#### Work required:
Output the data exactly, with every line intact.

#### Stored rows:
-- Begin --

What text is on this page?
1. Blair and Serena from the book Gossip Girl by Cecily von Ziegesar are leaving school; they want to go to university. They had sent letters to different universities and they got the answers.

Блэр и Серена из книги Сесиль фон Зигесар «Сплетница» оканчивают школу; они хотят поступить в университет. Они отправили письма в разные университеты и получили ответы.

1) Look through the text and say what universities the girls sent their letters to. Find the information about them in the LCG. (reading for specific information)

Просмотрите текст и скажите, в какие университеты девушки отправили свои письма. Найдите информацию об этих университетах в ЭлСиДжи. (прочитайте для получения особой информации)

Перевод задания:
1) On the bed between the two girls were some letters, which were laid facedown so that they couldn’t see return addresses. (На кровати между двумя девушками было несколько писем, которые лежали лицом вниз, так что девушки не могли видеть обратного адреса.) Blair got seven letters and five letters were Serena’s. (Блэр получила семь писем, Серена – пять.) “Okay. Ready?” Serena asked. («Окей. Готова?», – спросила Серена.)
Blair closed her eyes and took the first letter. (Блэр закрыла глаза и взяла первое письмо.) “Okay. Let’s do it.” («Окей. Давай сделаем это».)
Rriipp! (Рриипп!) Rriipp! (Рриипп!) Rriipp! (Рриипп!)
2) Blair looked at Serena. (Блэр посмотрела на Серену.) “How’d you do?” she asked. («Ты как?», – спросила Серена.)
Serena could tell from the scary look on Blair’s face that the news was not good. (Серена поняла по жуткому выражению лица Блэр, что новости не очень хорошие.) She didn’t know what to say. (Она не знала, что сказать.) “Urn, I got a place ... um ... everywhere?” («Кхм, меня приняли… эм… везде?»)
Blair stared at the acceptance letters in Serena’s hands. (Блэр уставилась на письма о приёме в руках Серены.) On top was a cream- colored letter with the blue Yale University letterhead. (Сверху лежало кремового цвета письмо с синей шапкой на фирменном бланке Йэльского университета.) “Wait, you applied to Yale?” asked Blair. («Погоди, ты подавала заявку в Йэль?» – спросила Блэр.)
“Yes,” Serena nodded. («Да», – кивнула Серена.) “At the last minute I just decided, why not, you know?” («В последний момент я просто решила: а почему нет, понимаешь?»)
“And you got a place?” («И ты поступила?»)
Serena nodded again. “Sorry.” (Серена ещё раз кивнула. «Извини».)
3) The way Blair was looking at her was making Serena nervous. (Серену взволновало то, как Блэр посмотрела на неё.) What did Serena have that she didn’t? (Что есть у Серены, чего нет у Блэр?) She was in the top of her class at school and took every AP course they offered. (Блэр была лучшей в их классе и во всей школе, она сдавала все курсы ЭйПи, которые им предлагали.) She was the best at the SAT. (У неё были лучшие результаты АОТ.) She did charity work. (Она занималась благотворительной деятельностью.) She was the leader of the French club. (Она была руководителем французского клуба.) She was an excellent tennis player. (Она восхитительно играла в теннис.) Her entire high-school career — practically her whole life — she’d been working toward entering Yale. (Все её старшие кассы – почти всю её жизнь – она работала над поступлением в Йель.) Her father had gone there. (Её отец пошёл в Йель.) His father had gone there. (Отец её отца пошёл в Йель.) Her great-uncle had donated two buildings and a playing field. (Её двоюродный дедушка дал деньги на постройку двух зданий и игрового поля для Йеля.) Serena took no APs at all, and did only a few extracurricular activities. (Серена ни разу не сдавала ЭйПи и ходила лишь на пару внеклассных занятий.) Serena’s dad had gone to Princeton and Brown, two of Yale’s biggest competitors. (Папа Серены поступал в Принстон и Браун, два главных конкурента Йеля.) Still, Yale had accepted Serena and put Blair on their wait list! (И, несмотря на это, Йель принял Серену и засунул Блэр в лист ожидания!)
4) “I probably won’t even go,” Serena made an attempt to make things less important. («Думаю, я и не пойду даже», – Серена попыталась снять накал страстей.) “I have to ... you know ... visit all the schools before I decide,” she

-- End --

#### The response:
What text is on this page?
1. Blair and Serena from the book Gossip Girl by Cecily von Ziegesar are leaving school; they want to go to university. They had sent letters to different universities and they got the answers.

Блэр и Серена из книги Сесиль фон Зигесар «Сплетница» оканчивают школу; они хотят поступить в университет. Они отправили письма в разные университеты и получили ответы.

1) Look through the text and say what universities the girls sent their letters to. Find the information about them in the LCG. (reading for specific information)

Просмотрите текст и скажите, в какие университеты девушки отправили свои письма. Найдите информацию об этих университетах в ЭлСиДжи. (прочитайте для получения особой информации)

Перевод задания:
1) On the bed between the two girls were some letters, which were laid facedown so that they couldn’t see return addresses. (На кровати между двумя девушками было несколько писем, которые лежали лицом вниз, так что девушки не могли видеть обратного адреса.) Blair got seven letters and five letters were Serena’s. (Блэр получила семь писем, Серена – пять.) “Okay. Ready?” Serena asked. («Окей. Готова?», – спросила Серена.)
Blair closed her eyes and took the first letter. (Блэр закрыла глаза и взяла первое письмо.) “Okay. Let’s do it.” («Окей. Давай сделаем это».)
Rriipp! (Рриипп!) Rriipp! (Рриипп!) Rriipp! (Рриипп!)
2) Blair looked at Serena. (Блэр посмотрела на Серену.) “How’d you do?” she asked. («Ты как?», – спросила Серена.)
Serena could tell from the scary look on Blair’s face that the news was not good. (Серена поняла по жуткому выражению лица Блэр, что новости не очень хорошие.) She didn’t know what to say. (Она не знала, что сказать.) “Urn, I got a place ... um ... everywhere?” («Кхм, меня приняли… эм… везде?»)
Blair stared at the acceptance letters in Serena’s hands. (Блэр уставилась на письма о приёме в руках Серены.) On top was a cream- colored letter with the blue Yale University letterhead. (Сверху лежало кремового цвета письмо с синей шапкой на фирменном бланке Йэльского университета.) “Wait, you applied to Yale?” asked Blair. («Погоди, ты подавала заявку в Йэль?» – спросила Блэр.)
“Yes,” Serena nodded. («Да», – кивнула Серена.) “At the last minute I just decided, why not, you know?” («В последний момент я просто решила: а почему нет, понимаешь?»)
“And you got a place?” («И ты поступила?»)
Serena nodded again. “Sorry.” (Серена ещё раз кивнула. «Извини».)
3) The way Blair was looking at her was making Serena nervous. (Серену взволновало то, как Блэр посмотрела на неё.) What did Serena have that she didn’t? (Что есть у Серены, чего нет у Блэр?) She was in the top of her class at school and took every AP course they offered. (Блэр была лучшей в их классе и во всей школе, она сдавала все курсы ЭйПи, которые им предлагали.) She was the best at the SAT. (У неё были лучшие результаты АОТ.) She did charity work. (Она занималась благотворительной деятельностью.) She was the leader of the French club. (Она была руководителем французского клуба.) She was an excellent tennis player. (Она восхитительно играла в теннис.) Her entire high-school career — practically her whole life — she’d been working toward entering Yale. (Все её старшие кассы – почти всю её жизнь – она работала над поступлением в Йель.) Her father had gone there. (Её отец пошёл в Йель.) His father had gone there. (Отец её отца пошёл в Йель.) Her great-uncle had donated two buildings and a playing field. (Её двоюродный дедушка дал деньги на постройку двух зданий и игрового поля для Йеля.) Serena took no APs at all, and did only a few extracurricular activities. (Серена ни разу не сдавала ЭйПи и ходила лишь на пару внеклассных занятий.) Serena’s dad had gone to Princeton and Brown, two of Yale’s biggest competitors. (Папа Серены поступал в Принстон и Браун, два главных конкурента Йеля.) Still, Yale had accepted Serena and put Blair on their wait list! (И, несмотря на это, Йель принял Серену и засунул Блэр в лист ожидания!)
4) “I probably won’t even go,” Serena made an attempt to make things less important. («Думаю, я и не пойду даже», – Серена попыталась снять накал страстей.) “I have to ... you know ... visit all the schools before I decide,” she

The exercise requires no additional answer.